* begin RECORDS TO PROCESS *
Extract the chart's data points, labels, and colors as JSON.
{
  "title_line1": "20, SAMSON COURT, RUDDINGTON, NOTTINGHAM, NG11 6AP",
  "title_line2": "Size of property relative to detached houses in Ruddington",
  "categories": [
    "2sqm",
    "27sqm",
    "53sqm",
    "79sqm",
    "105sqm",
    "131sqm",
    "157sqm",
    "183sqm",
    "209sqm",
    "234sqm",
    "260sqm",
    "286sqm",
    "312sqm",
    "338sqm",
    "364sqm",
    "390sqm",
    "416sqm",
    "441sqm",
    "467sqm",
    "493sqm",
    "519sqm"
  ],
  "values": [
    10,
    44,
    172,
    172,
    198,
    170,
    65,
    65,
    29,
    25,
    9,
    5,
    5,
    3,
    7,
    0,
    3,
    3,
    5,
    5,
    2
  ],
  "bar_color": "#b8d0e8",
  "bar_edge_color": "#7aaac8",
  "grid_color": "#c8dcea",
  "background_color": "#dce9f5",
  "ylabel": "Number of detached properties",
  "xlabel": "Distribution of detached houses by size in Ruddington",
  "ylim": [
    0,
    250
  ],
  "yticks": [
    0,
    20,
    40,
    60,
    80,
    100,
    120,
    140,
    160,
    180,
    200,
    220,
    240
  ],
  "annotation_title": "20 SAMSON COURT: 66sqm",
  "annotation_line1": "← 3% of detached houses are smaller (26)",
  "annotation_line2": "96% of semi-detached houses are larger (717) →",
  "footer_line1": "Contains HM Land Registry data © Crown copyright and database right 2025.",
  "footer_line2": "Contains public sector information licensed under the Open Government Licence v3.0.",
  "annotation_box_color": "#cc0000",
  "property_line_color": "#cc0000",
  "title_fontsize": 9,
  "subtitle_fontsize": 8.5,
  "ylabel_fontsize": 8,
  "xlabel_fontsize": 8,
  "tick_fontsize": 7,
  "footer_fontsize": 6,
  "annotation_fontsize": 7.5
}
* end RECORDS TO PROCESS *
> [WHAT YOU WILL DO]: Pick out each line above that includes "COURT" and show it.

> [RESULT FOR THIS EXERCISE]:
  "title_line1": "20, SAMSON COURT, RUDDINGTON, NOTTINGHAM, NG11 6AP",
  "annotation_title": "20 SAMSON COURT: 66sqm",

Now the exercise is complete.